GIVEN EXERCISE — Each line below must be set down exactly; omit any image you find.

* BEGIN SUPPLIED RECORDS *

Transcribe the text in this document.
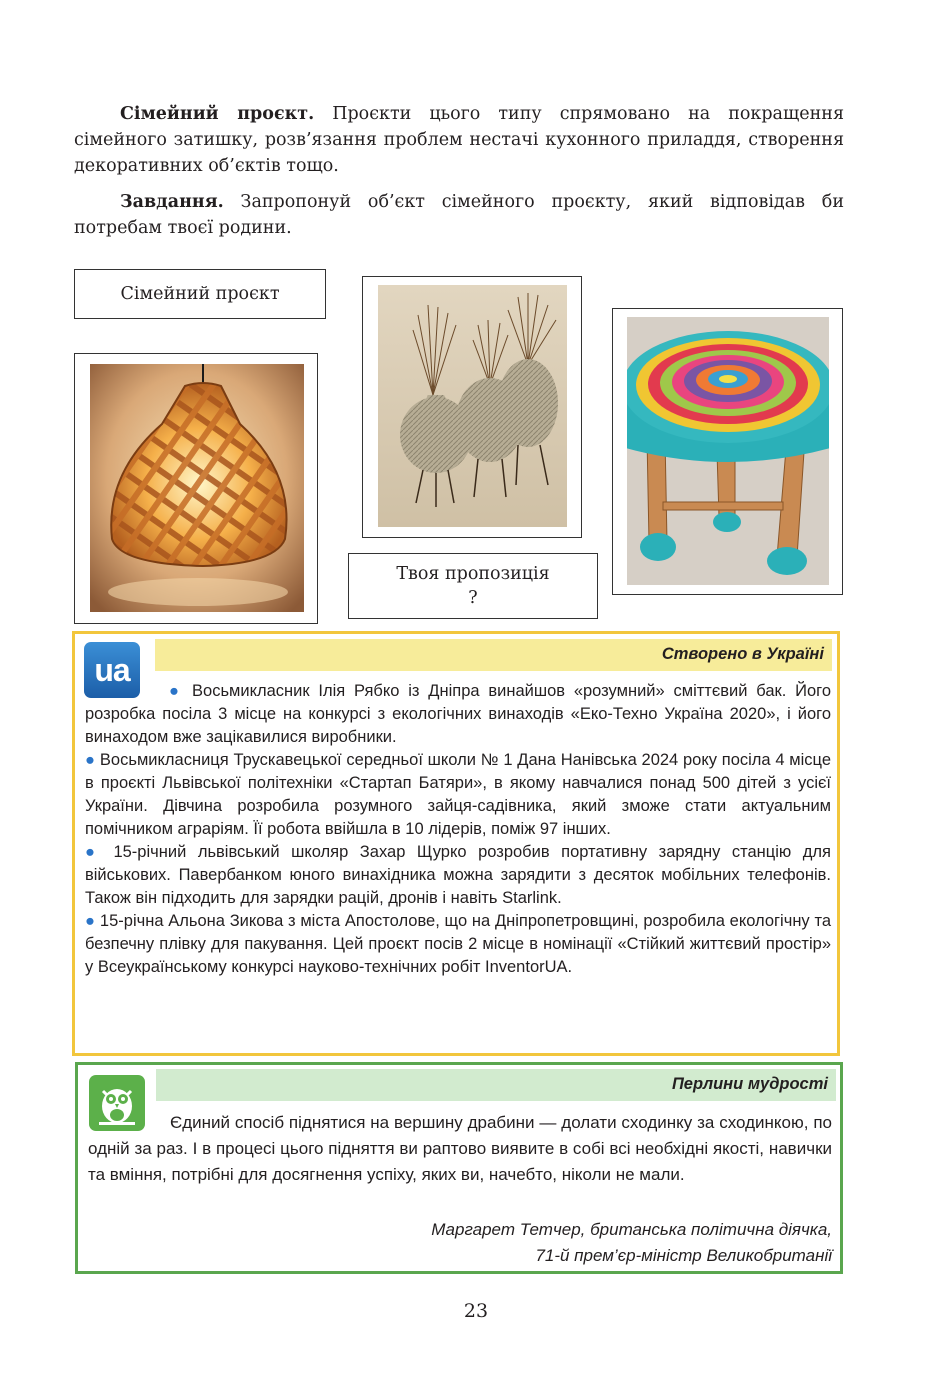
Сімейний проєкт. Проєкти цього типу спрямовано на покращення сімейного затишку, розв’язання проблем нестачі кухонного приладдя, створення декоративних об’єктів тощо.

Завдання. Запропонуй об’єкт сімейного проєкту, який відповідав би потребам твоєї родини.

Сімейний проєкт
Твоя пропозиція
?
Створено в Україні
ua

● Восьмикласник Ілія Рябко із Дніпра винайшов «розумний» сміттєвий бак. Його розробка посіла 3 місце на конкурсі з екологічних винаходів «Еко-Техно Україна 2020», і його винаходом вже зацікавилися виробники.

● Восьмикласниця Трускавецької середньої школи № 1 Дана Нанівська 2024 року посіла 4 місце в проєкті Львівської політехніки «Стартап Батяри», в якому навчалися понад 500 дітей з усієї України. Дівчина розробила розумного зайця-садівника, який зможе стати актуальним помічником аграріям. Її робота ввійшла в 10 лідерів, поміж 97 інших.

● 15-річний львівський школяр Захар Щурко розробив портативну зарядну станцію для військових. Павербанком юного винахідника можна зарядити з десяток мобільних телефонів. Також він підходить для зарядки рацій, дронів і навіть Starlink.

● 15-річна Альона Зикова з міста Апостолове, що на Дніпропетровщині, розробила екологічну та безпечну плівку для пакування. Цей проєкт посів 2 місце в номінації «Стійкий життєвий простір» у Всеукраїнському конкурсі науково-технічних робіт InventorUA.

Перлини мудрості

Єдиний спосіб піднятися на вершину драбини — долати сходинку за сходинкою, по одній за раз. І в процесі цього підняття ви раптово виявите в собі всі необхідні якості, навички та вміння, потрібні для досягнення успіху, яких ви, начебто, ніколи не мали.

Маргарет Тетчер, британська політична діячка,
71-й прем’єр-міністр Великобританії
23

* END SUPPLIED RECORDS *

OUTPUT FOR THIS TASK —
Transcribe the text in this document.
Сімейний проєкт. Проєкти цього типу спрямовано на покращення сімейного затишку, розв’язання проблем нестачі кухонного приладдя, створення декоративних об’єктів тощо.

Завдання. Запропонуй об’єкт сімейного проєкту, який відповідав би потребам твоєї родини.

Сімейний проєкт
Твоя пропозиція
?
Створено в Україні
ua

● Восьмикласник Ілія Рябко із Дніпра винайшов «розумний» сміттєвий бак. Його розробка посіла 3 місце на конкурсі з екологічних винаходів «Еко-Техно Україна 2020», і його винаходом вже зацікавилися виробники.

● Восьмикласниця Трускавецької середньої школи № 1 Дана Нанівська 2024 року посіла 4 місце в проєкті Львівської політехніки «Стартап Батяри», в якому навчалися понад 500 дітей з усієї України. Дівчина розробила розумного зайця-садівника, який зможе стати актуальним помічником аграріям. Її робота ввійшла в 10 лідерів, поміж 97 інших.

● 15-річний львівський школяр Захар Щурко розробив портативну зарядну станцію для військових. Павербанком юного винахідника можна зарядити з десяток мобільних телефонів. Також він підходить для зарядки рацій, дронів і навіть Starlink.

● 15-річна Альона Зикова з міста Апостолове, що на Дніпропетровщині, розробила екологічну та безпечну плівку для пакування. Цей проєкт посів 2 місце в номінації «Стійкий життєвий простір» у Всеукраїнському конкурсі науково-технічних робіт InventorUA.

Перлини мудрості

Єдиний спосіб піднятися на вершину драбини — долати сходинку за сходинкою, по одній за раз. І в процесі цього підняття ви раптово виявите в собі всі необхідні якості, навички та вміння, потрібні для досягнення успіху, яких ви, начебто, ніколи не мали.

Маргарет Тетчер, британська політична діячка,
71-й прем’єр-міністр Великобританії
23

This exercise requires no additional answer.